Collected data entries |

>>>>>

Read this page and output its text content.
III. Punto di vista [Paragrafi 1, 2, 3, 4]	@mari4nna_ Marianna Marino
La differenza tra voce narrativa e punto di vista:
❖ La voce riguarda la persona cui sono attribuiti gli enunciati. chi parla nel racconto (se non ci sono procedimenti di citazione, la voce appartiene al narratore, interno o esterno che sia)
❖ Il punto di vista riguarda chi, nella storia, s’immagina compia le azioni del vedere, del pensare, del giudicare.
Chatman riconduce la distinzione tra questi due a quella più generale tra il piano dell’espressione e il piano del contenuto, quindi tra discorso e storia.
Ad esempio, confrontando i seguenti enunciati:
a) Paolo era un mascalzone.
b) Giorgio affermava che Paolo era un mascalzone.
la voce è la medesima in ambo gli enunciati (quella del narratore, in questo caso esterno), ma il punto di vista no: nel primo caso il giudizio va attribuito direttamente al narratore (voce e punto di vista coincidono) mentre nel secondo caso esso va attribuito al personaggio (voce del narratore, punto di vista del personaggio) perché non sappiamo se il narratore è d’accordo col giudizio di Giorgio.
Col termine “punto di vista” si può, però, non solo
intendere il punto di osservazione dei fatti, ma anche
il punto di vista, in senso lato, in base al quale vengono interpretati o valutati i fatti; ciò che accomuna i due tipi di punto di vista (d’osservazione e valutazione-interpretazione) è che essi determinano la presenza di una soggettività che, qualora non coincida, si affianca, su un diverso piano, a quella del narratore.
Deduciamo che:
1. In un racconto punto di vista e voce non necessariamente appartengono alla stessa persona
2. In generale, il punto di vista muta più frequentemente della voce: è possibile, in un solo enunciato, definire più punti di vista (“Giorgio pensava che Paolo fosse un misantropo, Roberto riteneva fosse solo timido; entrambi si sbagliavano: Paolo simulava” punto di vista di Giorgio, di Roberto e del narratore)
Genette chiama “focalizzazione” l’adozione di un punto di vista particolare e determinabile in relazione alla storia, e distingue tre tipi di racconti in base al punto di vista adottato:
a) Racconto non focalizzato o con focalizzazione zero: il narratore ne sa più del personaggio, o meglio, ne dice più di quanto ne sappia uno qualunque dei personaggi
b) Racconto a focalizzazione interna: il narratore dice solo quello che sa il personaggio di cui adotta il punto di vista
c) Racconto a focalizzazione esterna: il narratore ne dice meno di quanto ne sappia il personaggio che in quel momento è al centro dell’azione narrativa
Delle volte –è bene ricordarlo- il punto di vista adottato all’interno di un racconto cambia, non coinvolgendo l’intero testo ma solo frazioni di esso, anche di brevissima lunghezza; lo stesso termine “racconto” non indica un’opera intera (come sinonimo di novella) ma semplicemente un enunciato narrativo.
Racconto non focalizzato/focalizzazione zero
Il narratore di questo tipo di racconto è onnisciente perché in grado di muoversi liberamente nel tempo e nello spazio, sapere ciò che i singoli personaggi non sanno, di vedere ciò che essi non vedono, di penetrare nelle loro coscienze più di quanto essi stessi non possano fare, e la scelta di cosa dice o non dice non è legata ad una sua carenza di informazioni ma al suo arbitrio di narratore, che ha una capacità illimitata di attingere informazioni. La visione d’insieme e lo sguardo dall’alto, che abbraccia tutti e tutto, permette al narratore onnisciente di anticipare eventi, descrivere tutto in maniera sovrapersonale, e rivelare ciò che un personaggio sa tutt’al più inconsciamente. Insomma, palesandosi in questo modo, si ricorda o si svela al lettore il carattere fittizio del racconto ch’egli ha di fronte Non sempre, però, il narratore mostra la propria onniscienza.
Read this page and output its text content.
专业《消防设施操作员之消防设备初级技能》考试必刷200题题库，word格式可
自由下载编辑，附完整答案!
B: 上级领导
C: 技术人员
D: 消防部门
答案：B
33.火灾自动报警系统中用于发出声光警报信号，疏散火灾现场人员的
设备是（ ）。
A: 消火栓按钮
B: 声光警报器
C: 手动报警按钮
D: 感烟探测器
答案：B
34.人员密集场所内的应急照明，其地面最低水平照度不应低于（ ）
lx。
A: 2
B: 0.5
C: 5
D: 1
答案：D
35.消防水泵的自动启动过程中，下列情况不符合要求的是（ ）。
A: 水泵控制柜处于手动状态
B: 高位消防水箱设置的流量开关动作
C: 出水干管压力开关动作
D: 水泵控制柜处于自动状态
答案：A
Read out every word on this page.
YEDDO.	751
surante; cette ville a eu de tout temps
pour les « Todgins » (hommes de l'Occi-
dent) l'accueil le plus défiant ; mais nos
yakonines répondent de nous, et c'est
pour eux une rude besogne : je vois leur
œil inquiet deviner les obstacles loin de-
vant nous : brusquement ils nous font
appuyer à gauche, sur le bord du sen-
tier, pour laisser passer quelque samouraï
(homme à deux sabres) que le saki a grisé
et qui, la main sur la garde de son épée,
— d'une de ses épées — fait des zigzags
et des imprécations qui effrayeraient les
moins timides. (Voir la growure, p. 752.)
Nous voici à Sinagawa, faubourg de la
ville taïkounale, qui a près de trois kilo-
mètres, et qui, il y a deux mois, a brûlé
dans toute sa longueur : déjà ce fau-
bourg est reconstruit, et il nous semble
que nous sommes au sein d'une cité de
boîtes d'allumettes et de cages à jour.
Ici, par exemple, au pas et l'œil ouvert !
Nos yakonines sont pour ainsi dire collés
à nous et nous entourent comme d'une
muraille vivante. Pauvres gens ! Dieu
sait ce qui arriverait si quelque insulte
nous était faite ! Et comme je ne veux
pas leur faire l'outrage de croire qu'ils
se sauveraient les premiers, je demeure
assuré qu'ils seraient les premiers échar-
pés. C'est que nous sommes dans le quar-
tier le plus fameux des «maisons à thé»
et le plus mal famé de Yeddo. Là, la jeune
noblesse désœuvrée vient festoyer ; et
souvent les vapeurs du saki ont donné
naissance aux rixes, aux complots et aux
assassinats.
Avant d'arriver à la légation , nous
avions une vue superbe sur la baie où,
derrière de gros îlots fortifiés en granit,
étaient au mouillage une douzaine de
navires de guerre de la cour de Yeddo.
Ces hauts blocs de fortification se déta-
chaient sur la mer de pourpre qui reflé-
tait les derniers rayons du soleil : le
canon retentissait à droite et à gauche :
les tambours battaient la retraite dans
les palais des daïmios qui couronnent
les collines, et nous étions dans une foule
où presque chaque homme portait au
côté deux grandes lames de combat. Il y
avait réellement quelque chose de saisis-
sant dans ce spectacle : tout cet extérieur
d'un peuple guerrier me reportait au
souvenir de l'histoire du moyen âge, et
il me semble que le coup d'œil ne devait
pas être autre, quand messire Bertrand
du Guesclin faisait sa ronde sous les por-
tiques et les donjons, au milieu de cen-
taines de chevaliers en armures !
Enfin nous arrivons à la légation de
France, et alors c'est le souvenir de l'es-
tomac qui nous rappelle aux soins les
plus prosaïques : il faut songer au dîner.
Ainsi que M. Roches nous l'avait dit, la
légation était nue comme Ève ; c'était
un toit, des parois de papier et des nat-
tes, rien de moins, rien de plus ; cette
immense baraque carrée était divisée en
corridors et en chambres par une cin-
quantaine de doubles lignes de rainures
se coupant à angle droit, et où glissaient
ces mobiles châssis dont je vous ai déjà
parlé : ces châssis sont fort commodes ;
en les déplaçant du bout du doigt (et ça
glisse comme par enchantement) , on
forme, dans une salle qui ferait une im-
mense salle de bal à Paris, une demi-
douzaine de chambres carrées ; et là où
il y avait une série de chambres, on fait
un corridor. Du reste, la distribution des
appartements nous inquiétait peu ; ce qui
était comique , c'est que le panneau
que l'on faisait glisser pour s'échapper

<<<<<

GIVEN INSTRUCTION | Retype each record exactly, leaving nothing out.

RESPONSE TO THE EXERCISE |
Read this page and output its text content.
III. Punto di vista [Paragrafi 1, 2, 3, 4]	@mari4nna_ Marianna Marino
La differenza tra voce narrativa e punto di vista:
❖ La voce riguarda la persona cui sono attribuiti gli enunciati. chi parla nel racconto (se non ci sono procedimenti di citazione, la voce appartiene al narratore, interno o esterno che sia)
❖ Il punto di vista riguarda chi, nella storia, s’immagina compia le azioni del vedere, del pensare, del giudicare.
Chatman riconduce la distinzione tra questi due a quella più generale tra il piano dell’espressione e il piano del contenuto, quindi tra discorso e storia.
Ad esempio, confrontando i seguenti enunciati:
a) Paolo era un mascalzone.
b) Giorgio affermava che Paolo era un mascalzone.
la voce è la medesima in ambo gli enunciati (quella del narratore, in questo caso esterno), ma il punto di vista no: nel primo caso il giudizio va attribuito direttamente al narratore (voce e punto di vista coincidono) mentre nel secondo caso esso va attribuito al personaggio (voce del narratore, punto di vista del personaggio) perché non sappiamo se il narratore è d’accordo col giudizio di Giorgio.
Col termine “punto di vista” si può, però, non solo
intendere il punto di osservazione dei fatti, ma anche
il punto di vista, in senso lato, in base al quale vengono interpretati o valutati i fatti; ciò che accomuna i due tipi di punto di vista (d’osservazione e valutazione-interpretazione) è che essi determinano la presenza di una soggettività che, qualora non coincida, si affianca, su un diverso piano, a quella del narratore.
Deduciamo che:
1. In un racconto punto di vista e voce non necessariamente appartengono alla stessa persona
2. In generale, il punto di vista muta più frequentemente della voce: è possibile, in un solo enunciato, definire più punti di vista (“Giorgio pensava che Paolo fosse un misantropo, Roberto riteneva fosse solo timido; entrambi si sbagliavano: Paolo simulava” punto di vista di Giorgio, di Roberto e del narratore)
Genette chiama “focalizzazione” l’adozione di un punto di vista particolare e determinabile in relazione alla storia, e distingue tre tipi di racconti in base al punto di vista adottato:
a) Racconto non focalizzato o con focalizzazione zero: il narratore ne sa più del personaggio, o meglio, ne dice più di quanto ne sappia uno qualunque dei personaggi
b) Racconto a focalizzazione interna: il narratore dice solo quello che sa il personaggio di cui adotta il punto di vista
c) Racconto a focalizzazione esterna: il narratore ne dice meno di quanto ne sappia il personaggio che in quel momento è al centro dell’azione narrativa
Delle volte –è bene ricordarlo- il punto di vista adottato all’interno di un racconto cambia, non coinvolgendo l’intero testo ma solo frazioni di esso, anche di brevissima lunghezza; lo stesso termine “racconto” non indica un’opera intera (come sinonimo di novella) ma semplicemente un enunciato narrativo.
Racconto non focalizzato/focalizzazione zero
Il narratore di questo tipo di racconto è onnisciente perché in grado di muoversi liberamente nel tempo e nello spazio, sapere ciò che i singoli personaggi non sanno, di vedere ciò che essi non vedono, di penetrare nelle loro coscienze più di quanto essi stessi non possano fare, e la scelta di cosa dice o non dice non è legata ad una sua carenza di informazioni ma al suo arbitrio di narratore, che ha una capacità illimitata di attingere informazioni. La visione d’insieme e lo sguardo dall’alto, che abbraccia tutti e tutto, permette al narratore onnisciente di anticipare eventi, descrivere tutto in maniera sovrapersonale, e rivelare ciò che un personaggio sa tutt’al più inconsciamente. Insomma, palesandosi in questo modo, si ricorda o si svela al lettore il carattere fittizio del racconto ch’egli ha di fronte Non sempre, però, il narratore mostra la propria onniscienza.
Read this page and output its text content.
专业《消防设施操作员之消防设备初级技能》考试必刷200题题库，word格式可
自由下载编辑，附完整答案!
B: 上级领导
C: 技术人员
D: 消防部门
答案：B
33.火灾自动报警系统中用于发出声光警报信号，疏散火灾现场人员的
设备是（ ）。
A: 消火栓按钮
B: 声光警报器
C: 手动报警按钮
D: 感烟探测器
答案：B
34.人员密集场所内的应急照明，其地面最低水平照度不应低于（ ）
lx。
A: 2
B: 0.5
C: 5
D: 1
答案：D
35.消防水泵的自动启动过程中，下列情况不符合要求的是（ ）。
A: 水泵控制柜处于手动状态
B: 高位消防水箱设置的流量开关动作
C: 出水干管压力开关动作
D: 水泵控制柜处于自动状态
答案：A
Read out every word on this page.
YEDDO.	751
surante; cette ville a eu de tout temps
pour les « Todgins » (hommes de l'Occi-
dent) l'accueil le plus défiant ; mais nos
yakonines répondent de nous, et c'est
pour eux une rude besogne : je vois leur
œil inquiet deviner les obstacles loin de-
vant nous : brusquement ils nous font
appuyer à gauche, sur le bord du sen-
tier, pour laisser passer quelque samouraï
(homme à deux sabres) que le saki a grisé
et qui, la main sur la garde de son épée,
— d'une de ses épées — fait des zigzags
et des imprécations qui effrayeraient les
moins timides. (Voir la growure, p. 752.)
Nous voici à Sinagawa, faubourg de la
ville taïkounale, qui a près de trois kilo-
mètres, et qui, il y a deux mois, a brûlé
dans toute sa longueur : déjà ce fau-
bourg est reconstruit, et il nous semble
que nous sommes au sein d'une cité de
boîtes d'allumettes et de cages à jour.
Ici, par exemple, au pas et l'œil ouvert !
Nos yakonines sont pour ainsi dire collés
à nous et nous entourent comme d'une
muraille vivante. Pauvres gens ! Dieu
sait ce qui arriverait si quelque insulte
nous était faite ! Et comme je ne veux
pas leur faire l'outrage de croire qu'ils
se sauveraient les premiers, je demeure
assuré qu'ils seraient les premiers échar-
pés. C'est que nous sommes dans le quar-
tier le plus fameux des «maisons à thé»
et le plus mal famé de Yeddo. Là, la jeune
noblesse désœuvrée vient festoyer ; et
souvent les vapeurs du saki ont donné
naissance aux rixes, aux complots et aux
assassinats.
Avant d'arriver à la légation , nous
avions une vue superbe sur la baie où,
derrière de gros îlots fortifiés en granit,
étaient au mouillage une douzaine de
navires de guerre de la cour de Yeddo.
Ces hauts blocs de fortification se déta-
chaient sur la mer de pourpre qui reflé-
tait les derniers rayons du soleil : le
canon retentissait à droite et à gauche :
les tambours battaient la retraite dans
les palais des daïmios qui couronnent
les collines, et nous étions dans une foule
où presque chaque homme portait au
côté deux grandes lames de combat. Il y
avait réellement quelque chose de saisis-
sant dans ce spectacle : tout cet extérieur
d'un peuple guerrier me reportait au
souvenir de l'histoire du moyen âge, et
il me semble que le coup d'œil ne devait
pas être autre, quand messire Bertrand
du Guesclin faisait sa ronde sous les por-
tiques et les donjons, au milieu de cen-
taines de chevaliers en armures !
Enfin nous arrivons à la légation de
France, et alors c'est le souvenir de l'es-
tomac qui nous rappelle aux soins les
plus prosaïques : il faut songer au dîner.
Ainsi que M. Roches nous l'avait dit, la
légation était nue comme Ève ; c'était
un toit, des parois de papier et des nat-
tes, rien de moins, rien de plus ; cette
immense baraque carrée était divisée en
corridors et en chambres par une cin-
quantaine de doubles lignes de rainures
se coupant à angle droit, et où glissaient
ces mobiles châssis dont je vous ai déjà
parlé : ces châssis sont fort commodes ;
en les déplaçant du bout du doigt (et ça
glisse comme par enchantement) , on
forme, dans une salle qui ferait une im-
mense salle de bal à Paris, une demi-
douzaine de chambres carrées ; et là où
il y avait une série de chambres, on fait
un corridor. Du reste, la distribution des
appartements nous inquiétait peu ; ce qui
était comique , c'est que le panneau
que l'on faisait glisser pour s'échapper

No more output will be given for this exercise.